Begin
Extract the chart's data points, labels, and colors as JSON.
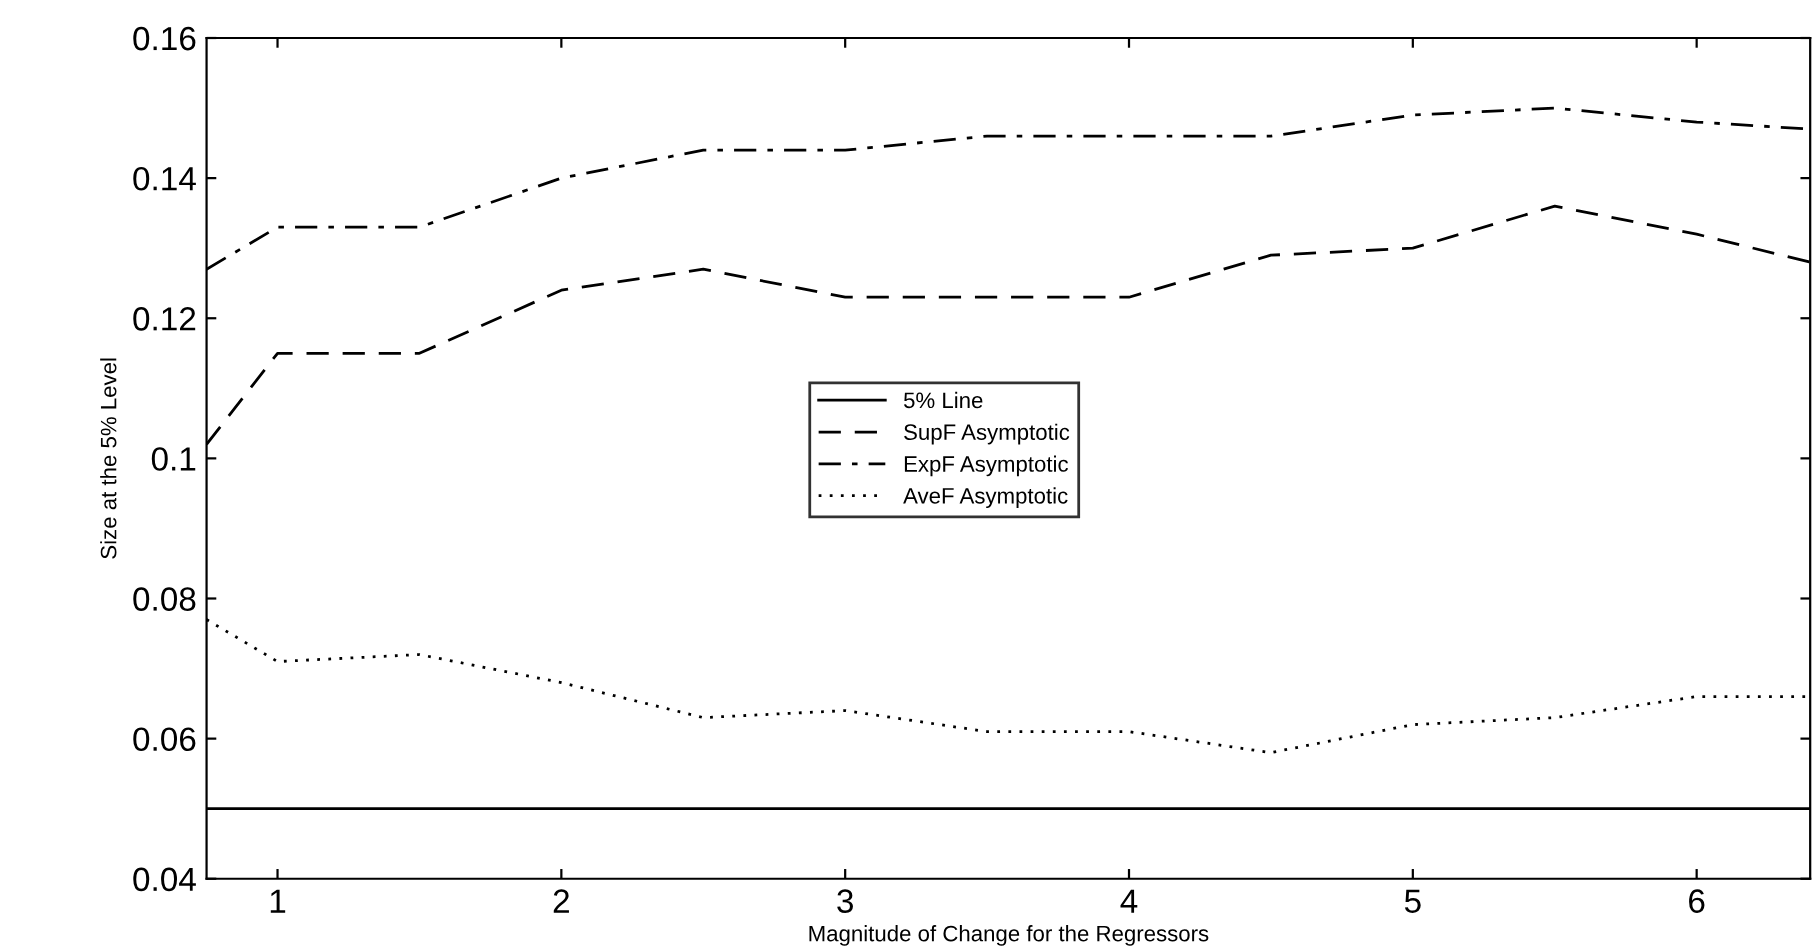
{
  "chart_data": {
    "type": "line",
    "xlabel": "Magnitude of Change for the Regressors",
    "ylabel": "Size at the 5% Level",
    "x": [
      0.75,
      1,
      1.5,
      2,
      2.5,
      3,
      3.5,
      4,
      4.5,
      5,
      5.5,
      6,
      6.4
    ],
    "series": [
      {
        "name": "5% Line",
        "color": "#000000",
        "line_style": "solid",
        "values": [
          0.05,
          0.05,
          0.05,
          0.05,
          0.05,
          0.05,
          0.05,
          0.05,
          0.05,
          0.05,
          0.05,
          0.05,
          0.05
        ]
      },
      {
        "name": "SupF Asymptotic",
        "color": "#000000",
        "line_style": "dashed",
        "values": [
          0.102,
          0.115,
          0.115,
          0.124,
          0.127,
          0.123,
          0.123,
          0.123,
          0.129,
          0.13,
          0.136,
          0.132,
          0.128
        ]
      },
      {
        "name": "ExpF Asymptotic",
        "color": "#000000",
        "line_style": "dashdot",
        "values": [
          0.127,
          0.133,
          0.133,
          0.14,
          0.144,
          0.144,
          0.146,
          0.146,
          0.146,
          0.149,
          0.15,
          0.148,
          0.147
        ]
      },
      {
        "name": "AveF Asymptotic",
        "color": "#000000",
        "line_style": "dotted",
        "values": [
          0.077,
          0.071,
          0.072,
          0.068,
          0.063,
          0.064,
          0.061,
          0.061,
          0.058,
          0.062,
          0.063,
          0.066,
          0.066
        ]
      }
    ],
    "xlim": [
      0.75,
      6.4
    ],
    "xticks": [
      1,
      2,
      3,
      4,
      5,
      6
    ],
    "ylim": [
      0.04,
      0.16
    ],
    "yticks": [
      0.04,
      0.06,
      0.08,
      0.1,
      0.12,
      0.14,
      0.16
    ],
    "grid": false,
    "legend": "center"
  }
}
End
## Task description
Repeat the records above exactly, leaving out any pictures they contain.

## Correct output
Extract the chart's data points, labels, and colors as JSON.
{
  "chart_data": {
    "type": "line",
    "xlabel": "Magnitude of Change for the Regressors",
    "ylabel": "Size at the 5% Level",
    "x": [
      0.75,
      1,
      1.5,
      2,
      2.5,
      3,
      3.5,
      4,
      4.5,
      5,
      5.5,
      6,
      6.4
    ],
    "series": [
      {
        "name": "5% Line",
        "color": "#000000",
        "line_style": "solid",
        "values": [
          0.05,
          0.05,
          0.05,
          0.05,
          0.05,
          0.05,
          0.05,
          0.05,
          0.05,
          0.05,
          0.05,
          0.05,
          0.05
        ]
      },
      {
        "name": "SupF Asymptotic",
        "color": "#000000",
        "line_style": "dashed",
        "values": [
          0.102,
          0.115,
          0.115,
          0.124,
          0.127,
          0.123,
          0.123,
          0.123,
          0.129,
          0.13,
          0.136,
          0.132,
          0.128
        ]
      },
      {
        "name": "ExpF Asymptotic",
        "color": "#000000",
        "line_style": "dashdot",
        "values": [
          0.127,
          0.133,
          0.133,
          0.14,
          0.144,
          0.144,
          0.146,
          0.146,
          0.146,
          0.149,
          0.15,
          0.148,
          0.147
        ]
      },
      {
        "name": "AveF Asymptotic",
        "color": "#000000",
        "line_style": "dotted",
        "values": [
          0.077,
          0.071,
          0.072,
          0.068,
          0.063,
          0.064,
          0.061,
          0.061,
          0.058,
          0.062,
          0.063,
          0.066,
          0.066
        ]
      }
    ],
    "xlim": [
      0.75,
      6.4
    ],
    "xticks": [
      1,
      2,
      3,
      4,
      5,
      6
    ],
    "ylim": [
      0.04,
      0.16
    ],
    "yticks": [
      0.04,
      0.06,
      0.08,
      0.1,
      0.12,
      0.14,
      0.16
    ],
    "grid": false,
    "legend": "center"
  }
}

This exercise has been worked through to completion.